--- What you should do ---
Return, character for character, the lines from the one bearing "Read this page and output its text content." through the end of the material. Omit everything before that line.

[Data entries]
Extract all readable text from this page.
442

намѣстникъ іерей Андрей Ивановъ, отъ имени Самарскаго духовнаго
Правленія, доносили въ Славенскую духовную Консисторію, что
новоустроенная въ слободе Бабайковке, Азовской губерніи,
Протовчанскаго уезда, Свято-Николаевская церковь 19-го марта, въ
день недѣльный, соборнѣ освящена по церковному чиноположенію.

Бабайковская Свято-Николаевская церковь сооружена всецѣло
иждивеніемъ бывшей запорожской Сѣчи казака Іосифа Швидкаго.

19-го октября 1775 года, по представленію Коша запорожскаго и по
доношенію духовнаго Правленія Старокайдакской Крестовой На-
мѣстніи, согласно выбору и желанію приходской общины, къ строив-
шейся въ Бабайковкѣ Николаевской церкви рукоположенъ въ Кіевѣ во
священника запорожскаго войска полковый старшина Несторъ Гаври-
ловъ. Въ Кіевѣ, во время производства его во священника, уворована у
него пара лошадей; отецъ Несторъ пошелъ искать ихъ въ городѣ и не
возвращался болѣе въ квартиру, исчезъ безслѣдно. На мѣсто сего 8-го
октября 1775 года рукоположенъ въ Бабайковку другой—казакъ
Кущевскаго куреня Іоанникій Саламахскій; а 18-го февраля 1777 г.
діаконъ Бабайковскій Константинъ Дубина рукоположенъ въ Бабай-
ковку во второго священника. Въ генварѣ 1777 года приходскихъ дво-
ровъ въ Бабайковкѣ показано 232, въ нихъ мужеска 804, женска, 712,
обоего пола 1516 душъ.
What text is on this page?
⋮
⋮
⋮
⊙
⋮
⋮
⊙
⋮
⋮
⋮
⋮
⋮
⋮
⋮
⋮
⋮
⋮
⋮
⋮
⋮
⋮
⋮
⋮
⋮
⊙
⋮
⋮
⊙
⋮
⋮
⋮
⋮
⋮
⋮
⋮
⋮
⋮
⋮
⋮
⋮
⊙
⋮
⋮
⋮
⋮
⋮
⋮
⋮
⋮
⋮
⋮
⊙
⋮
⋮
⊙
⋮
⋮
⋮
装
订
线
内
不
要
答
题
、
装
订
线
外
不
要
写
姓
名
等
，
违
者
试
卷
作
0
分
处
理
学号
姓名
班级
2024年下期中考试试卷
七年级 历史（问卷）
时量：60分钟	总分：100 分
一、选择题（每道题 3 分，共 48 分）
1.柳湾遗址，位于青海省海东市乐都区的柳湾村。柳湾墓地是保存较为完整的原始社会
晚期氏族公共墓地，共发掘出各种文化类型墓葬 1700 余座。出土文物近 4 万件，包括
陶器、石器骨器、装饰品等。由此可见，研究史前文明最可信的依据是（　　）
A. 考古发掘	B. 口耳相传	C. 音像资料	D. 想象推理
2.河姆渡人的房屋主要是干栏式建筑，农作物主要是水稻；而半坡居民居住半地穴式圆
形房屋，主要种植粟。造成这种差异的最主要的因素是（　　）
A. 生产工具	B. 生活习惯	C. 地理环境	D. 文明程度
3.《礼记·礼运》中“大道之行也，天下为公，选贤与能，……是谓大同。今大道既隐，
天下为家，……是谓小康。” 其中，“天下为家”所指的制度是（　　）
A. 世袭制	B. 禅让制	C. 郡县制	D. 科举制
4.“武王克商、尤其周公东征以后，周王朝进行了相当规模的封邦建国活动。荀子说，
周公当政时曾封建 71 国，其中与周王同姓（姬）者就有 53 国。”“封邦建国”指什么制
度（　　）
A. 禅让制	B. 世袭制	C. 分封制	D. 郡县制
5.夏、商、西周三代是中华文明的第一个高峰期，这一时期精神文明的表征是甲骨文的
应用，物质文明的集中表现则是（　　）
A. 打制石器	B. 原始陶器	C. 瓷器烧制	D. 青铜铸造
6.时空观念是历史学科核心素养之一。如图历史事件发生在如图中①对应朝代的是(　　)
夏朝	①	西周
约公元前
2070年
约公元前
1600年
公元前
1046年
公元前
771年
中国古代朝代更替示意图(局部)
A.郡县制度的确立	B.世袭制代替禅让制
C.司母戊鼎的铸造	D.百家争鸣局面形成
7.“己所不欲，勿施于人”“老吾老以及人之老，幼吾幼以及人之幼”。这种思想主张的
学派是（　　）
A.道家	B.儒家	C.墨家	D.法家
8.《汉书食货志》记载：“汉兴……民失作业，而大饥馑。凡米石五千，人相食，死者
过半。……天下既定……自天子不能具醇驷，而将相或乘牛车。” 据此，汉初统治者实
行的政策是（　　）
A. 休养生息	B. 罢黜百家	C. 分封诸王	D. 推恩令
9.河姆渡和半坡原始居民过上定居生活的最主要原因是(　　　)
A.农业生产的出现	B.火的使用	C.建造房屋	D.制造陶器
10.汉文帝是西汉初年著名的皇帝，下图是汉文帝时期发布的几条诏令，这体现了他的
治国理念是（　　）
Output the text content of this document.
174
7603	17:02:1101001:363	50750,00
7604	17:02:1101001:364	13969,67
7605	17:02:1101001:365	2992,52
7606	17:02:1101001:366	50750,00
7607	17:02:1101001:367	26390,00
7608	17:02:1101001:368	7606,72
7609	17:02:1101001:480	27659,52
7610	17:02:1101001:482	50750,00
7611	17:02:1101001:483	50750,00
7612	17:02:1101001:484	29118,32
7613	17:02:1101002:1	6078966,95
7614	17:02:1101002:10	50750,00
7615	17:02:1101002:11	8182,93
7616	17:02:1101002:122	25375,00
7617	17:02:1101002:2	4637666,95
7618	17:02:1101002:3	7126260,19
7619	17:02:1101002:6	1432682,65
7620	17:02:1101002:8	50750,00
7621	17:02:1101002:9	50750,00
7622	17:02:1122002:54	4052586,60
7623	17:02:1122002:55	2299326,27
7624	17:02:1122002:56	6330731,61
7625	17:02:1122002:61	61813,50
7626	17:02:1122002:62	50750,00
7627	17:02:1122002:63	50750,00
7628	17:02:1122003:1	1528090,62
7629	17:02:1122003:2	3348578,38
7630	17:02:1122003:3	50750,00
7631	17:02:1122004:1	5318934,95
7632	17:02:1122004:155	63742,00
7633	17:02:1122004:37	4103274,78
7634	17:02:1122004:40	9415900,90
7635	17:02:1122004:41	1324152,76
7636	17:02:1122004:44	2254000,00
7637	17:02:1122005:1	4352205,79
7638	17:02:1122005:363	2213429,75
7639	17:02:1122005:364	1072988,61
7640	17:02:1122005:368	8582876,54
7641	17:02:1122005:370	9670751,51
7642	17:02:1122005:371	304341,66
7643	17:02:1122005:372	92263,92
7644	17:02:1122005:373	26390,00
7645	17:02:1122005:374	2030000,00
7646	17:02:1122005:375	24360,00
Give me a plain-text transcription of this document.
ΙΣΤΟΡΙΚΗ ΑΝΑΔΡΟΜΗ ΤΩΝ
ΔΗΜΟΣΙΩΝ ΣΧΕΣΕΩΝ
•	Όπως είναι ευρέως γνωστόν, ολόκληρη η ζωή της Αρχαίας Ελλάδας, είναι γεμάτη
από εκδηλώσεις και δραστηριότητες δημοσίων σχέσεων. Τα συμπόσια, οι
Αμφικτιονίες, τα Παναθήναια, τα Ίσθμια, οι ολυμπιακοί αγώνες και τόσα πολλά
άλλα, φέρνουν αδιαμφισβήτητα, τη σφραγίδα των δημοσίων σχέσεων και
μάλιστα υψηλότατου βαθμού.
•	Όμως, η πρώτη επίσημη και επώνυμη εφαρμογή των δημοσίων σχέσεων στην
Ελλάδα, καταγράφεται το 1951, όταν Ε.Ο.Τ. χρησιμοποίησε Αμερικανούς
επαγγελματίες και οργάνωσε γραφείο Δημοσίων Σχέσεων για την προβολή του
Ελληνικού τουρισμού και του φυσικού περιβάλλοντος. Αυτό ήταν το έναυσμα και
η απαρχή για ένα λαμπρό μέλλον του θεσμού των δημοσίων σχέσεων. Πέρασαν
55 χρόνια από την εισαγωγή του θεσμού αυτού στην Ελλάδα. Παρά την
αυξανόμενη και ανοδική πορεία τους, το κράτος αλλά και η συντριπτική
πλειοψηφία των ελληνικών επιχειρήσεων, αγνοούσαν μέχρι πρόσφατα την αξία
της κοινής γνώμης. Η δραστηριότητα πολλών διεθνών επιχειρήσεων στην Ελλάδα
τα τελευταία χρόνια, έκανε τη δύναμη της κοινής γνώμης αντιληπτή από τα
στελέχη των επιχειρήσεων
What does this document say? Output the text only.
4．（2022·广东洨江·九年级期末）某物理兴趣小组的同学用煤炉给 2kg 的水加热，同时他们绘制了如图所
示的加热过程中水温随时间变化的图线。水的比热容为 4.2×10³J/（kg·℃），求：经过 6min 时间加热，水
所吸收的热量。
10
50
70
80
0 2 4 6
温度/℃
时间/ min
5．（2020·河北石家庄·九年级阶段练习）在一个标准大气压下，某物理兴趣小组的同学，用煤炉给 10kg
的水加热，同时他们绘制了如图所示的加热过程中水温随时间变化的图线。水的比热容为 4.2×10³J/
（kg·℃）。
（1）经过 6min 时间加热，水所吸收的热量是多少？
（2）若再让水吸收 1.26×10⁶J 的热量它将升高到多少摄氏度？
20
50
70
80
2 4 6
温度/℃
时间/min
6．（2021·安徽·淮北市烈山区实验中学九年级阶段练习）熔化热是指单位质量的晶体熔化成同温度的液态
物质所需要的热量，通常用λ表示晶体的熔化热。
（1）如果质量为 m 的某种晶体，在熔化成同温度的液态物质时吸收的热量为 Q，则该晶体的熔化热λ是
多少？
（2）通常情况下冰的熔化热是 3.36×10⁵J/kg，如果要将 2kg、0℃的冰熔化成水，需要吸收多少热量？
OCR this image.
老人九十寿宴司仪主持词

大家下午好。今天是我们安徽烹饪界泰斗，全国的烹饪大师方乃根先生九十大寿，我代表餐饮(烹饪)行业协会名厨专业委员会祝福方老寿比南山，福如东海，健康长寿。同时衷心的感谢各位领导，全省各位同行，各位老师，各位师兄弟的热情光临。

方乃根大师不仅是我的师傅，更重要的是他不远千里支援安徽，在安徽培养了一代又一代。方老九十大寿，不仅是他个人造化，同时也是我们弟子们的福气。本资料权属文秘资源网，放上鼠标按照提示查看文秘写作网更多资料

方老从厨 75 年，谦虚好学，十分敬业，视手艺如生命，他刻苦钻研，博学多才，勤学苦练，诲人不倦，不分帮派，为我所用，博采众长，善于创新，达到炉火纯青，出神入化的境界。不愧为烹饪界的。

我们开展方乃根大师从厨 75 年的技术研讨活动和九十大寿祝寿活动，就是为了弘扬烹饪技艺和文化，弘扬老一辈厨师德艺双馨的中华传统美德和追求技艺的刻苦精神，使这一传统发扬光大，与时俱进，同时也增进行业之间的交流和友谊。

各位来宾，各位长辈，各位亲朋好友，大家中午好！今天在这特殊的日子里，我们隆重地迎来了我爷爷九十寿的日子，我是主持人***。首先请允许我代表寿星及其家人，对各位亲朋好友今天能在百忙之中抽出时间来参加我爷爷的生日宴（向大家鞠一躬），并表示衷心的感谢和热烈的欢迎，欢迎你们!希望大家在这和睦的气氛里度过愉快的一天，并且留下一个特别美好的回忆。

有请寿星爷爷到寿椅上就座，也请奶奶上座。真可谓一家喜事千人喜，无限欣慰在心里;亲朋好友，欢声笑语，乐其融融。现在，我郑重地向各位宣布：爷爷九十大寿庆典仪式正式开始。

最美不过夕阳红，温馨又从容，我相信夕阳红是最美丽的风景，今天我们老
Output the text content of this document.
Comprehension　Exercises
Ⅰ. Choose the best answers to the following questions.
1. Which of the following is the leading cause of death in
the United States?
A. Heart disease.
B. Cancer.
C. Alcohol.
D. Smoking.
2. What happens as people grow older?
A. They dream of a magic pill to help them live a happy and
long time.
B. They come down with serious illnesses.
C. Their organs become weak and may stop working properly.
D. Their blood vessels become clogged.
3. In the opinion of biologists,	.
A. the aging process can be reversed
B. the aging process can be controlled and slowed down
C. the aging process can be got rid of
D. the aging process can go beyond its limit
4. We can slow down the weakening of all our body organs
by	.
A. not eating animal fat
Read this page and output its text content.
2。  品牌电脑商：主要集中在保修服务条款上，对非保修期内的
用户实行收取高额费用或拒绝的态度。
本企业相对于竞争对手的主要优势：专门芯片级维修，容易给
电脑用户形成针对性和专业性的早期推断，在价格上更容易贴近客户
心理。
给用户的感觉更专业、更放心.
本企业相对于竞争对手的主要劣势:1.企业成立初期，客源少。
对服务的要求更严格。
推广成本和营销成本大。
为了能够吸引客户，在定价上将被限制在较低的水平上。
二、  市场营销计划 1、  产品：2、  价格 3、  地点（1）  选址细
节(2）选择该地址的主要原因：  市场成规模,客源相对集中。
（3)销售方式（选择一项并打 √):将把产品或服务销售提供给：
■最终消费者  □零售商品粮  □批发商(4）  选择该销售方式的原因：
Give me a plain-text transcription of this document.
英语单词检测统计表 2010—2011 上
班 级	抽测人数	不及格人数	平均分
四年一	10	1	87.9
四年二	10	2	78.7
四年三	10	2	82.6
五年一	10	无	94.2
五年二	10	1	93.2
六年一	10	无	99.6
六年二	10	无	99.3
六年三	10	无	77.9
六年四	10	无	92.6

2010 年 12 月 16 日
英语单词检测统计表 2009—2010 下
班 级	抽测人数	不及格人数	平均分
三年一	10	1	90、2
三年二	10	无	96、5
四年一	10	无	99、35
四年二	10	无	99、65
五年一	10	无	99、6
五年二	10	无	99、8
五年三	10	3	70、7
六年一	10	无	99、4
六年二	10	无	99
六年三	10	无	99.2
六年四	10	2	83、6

--- Written answer ---
Read this page and output its text content.
2。  品牌电脑商：主要集中在保修服务条款上，对非保修期内的
用户实行收取高额费用或拒绝的态度。
本企业相对于竞争对手的主要优势：专门芯片级维修，容易给
电脑用户形成针对性和专业性的早期推断，在价格上更容易贴近客户
心理。
给用户的感觉更专业、更放心.
本企业相对于竞争对手的主要劣势:1.企业成立初期，客源少。
对服务的要求更严格。
推广成本和营销成本大。
为了能够吸引客户，在定价上将被限制在较低的水平上。
二、  市场营销计划 1、  产品：2、  价格 3、  地点（1）  选址细
节(2）选择该地址的主要原因：  市场成规模,客源相对集中。
（3)销售方式（选择一项并打 √):将把产品或服务销售提供给：
■最终消费者  □零售商品粮  □批发商(4）  选择该销售方式的原因：
Give me a plain-text transcription of this document.
英语单词检测统计表 2010—2011 上
班 级	抽测人数	不及格人数	平均分
四年一	10	1	87.9
四年二	10	2	78.7
四年三	10	2	82.6
五年一	10	无	94.2
五年二	10	1	93.2
六年一	10	无	99.6
六年二	10	无	99.3
六年三	10	无	77.9
六年四	10	无	92.6

2010 年 12 月 16 日
英语单词检测统计表 2009—2010 下
班 级	抽测人数	不及格人数	平均分
三年一	10	1	90、2
三年二	10	无	96、5
四年一	10	无	99、35
四年二	10	无	99、65
五年一	10	无	99、6
五年二	10	无	99、8
五年三	10	3	70、7
六年一	10	无	99、4
六年二	10	无	99
六年三	10	无	99.2
六年四	10	2	83、6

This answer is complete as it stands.